Chart and figure data:
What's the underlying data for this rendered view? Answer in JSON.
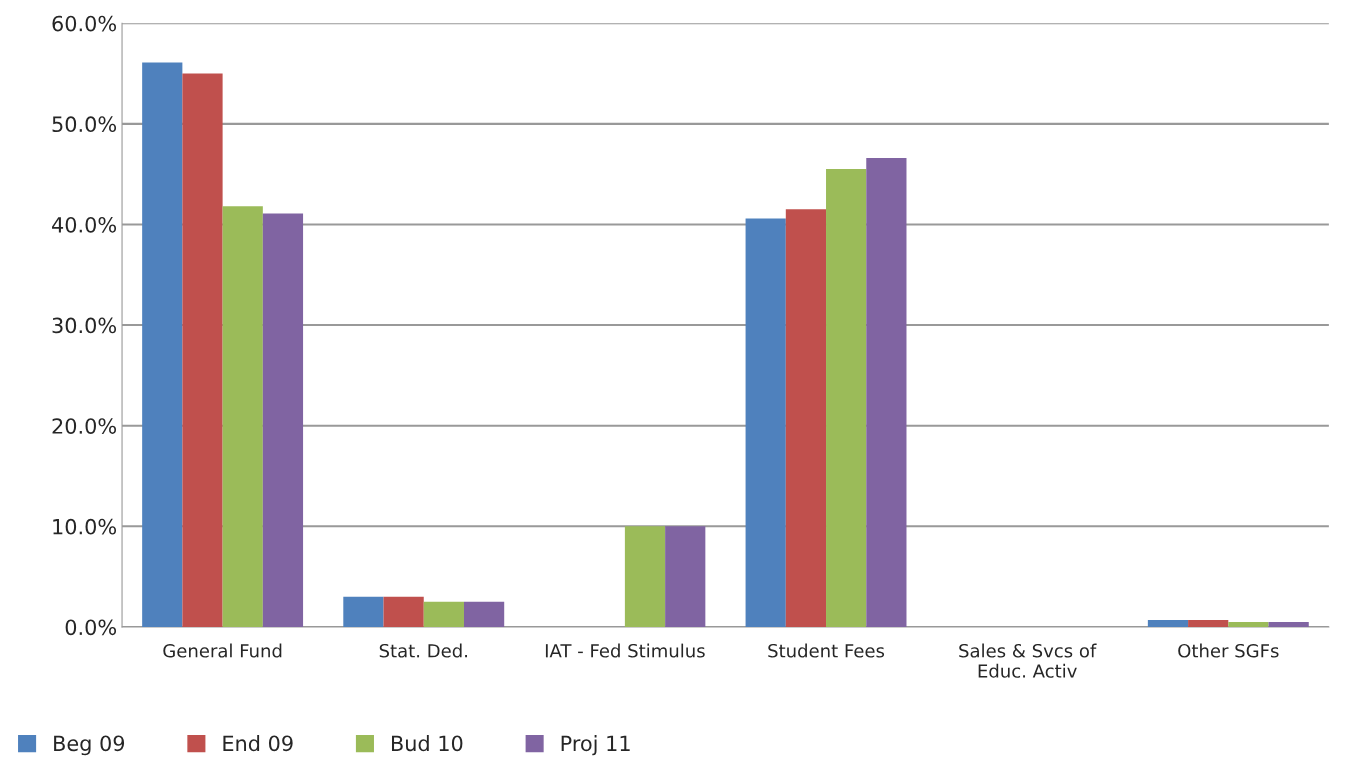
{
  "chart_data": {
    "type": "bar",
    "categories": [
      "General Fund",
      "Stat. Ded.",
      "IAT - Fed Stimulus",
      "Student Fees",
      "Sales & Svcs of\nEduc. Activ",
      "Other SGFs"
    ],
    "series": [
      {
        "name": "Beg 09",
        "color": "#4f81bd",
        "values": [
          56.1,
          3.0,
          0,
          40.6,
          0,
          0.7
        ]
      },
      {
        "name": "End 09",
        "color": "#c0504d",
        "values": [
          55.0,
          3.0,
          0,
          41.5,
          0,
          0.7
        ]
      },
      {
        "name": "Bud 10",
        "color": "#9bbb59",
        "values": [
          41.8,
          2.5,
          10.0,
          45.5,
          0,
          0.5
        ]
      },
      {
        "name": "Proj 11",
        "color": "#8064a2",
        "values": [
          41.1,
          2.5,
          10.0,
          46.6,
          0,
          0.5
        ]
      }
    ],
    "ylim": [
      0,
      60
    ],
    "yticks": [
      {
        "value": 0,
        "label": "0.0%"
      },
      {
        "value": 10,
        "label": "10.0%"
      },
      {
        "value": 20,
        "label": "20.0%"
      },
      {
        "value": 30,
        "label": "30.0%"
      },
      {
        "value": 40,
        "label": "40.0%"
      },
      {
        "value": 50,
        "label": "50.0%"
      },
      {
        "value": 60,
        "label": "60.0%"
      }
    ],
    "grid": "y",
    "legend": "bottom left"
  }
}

> _EXERCISE INSTRUCTIONS_: Transcribe the material as is, with images omitted.

> _SOLUTION BELOW_:
What's the underlying data for this rendered view? Answer in JSON.
{
  "chart_data": {
    "type": "bar",
    "categories": [
      "General Fund",
      "Stat. Ded.",
      "IAT - Fed Stimulus",
      "Student Fees",
      "Sales & Svcs of\nEduc. Activ",
      "Other SGFs"
    ],
    "series": [
      {
        "name": "Beg 09",
        "color": "#4f81bd",
        "values": [
          56.1,
          3.0,
          0,
          40.6,
          0,
          0.7
        ]
      },
      {
        "name": "End 09",
        "color": "#c0504d",
        "values": [
          55.0,
          3.0,
          0,
          41.5,
          0,
          0.7
        ]
      },
      {
        "name": "Bud 10",
        "color": "#9bbb59",
        "values": [
          41.8,
          2.5,
          10.0,
          45.5,
          0,
          0.5
        ]
      },
      {
        "name": "Proj 11",
        "color": "#8064a2",
        "values": [
          41.1,
          2.5,
          10.0,
          46.6,
          0,
          0.5
        ]
      }
    ],
    "ylim": [
      0,
      60
    ],
    "yticks": [
      {
        "value": 0,
        "label": "0.0%"
      },
      {
        "value": 10,
        "label": "10.0%"
      },
      {
        "value": 20,
        "label": "20.0%"
      },
      {
        "value": 30,
        "label": "30.0%"
      },
      {
        "value": 40,
        "label": "40.0%"
      },
      {
        "value": 50,
        "label": "50.0%"
      },
      {
        "value": 60,
        "label": "60.0%"
      }
    ],
    "grid": "y",
    "legend": "bottom left"
  }
}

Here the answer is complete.